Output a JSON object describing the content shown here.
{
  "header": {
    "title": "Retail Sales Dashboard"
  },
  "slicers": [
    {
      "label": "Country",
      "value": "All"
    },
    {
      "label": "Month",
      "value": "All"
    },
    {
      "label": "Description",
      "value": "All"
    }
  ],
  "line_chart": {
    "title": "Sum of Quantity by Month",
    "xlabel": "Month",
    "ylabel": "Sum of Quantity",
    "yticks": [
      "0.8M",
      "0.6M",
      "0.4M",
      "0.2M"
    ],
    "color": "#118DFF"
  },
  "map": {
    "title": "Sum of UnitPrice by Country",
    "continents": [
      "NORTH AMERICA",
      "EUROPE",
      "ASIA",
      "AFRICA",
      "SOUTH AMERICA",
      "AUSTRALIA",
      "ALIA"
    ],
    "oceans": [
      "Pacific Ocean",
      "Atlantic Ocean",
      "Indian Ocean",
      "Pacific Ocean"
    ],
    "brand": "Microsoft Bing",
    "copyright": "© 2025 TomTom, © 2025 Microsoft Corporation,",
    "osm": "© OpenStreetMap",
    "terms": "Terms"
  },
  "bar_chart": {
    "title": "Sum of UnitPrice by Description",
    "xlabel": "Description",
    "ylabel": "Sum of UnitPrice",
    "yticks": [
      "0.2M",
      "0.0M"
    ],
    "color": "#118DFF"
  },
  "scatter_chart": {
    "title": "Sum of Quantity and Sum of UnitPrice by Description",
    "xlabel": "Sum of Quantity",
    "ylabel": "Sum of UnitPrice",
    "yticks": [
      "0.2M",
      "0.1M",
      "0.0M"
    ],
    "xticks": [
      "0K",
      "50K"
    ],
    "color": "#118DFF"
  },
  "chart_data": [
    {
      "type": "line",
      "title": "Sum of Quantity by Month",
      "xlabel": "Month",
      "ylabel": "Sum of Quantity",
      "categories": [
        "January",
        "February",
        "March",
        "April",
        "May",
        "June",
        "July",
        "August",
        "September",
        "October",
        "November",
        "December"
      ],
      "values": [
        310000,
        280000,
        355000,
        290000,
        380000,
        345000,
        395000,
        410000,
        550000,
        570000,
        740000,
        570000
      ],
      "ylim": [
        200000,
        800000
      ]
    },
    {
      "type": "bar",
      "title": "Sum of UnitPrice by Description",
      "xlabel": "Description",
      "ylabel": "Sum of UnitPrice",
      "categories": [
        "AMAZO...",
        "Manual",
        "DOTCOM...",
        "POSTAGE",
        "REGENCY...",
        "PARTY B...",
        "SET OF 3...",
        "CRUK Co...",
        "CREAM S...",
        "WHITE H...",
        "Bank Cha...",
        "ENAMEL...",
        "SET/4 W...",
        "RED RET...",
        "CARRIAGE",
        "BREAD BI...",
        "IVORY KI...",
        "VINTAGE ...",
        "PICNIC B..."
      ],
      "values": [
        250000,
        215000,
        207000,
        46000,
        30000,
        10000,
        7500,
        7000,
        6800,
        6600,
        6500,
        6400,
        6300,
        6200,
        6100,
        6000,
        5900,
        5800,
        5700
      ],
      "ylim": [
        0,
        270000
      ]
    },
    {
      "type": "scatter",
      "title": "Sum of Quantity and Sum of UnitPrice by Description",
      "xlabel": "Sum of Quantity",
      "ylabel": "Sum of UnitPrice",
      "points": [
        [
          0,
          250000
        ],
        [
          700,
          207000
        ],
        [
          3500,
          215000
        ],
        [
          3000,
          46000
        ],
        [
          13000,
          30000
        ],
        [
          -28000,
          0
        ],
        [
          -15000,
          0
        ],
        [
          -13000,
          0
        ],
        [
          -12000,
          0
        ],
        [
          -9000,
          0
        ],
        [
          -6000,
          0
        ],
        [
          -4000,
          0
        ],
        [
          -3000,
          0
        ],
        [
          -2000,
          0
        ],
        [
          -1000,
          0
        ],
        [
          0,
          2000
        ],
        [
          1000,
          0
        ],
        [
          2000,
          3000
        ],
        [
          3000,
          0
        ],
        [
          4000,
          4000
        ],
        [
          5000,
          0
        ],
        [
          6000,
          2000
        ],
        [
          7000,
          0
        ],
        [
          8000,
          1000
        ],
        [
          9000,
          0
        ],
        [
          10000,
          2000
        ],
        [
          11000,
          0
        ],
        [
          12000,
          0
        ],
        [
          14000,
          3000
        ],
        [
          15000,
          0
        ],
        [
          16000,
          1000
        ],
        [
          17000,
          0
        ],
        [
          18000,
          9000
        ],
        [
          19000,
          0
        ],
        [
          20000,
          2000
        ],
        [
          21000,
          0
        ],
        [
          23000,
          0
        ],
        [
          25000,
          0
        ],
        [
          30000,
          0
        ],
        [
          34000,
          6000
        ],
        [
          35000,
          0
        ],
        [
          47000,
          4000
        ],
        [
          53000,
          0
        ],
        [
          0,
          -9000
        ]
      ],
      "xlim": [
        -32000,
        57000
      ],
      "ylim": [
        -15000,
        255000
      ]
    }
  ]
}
========
EXERCISE OBJECTIVE → Which lines hold the word "xlabel"? Copy all of them.

WRITTEN SOLUTION →
    "xlabel": "Month",
    "xlabel": "Description",
    "xlabel": "Sum of Quantity",
      "xlabel": "Month",
      "xlabel": "Description",
      "xlabel": "Sum of Quantity",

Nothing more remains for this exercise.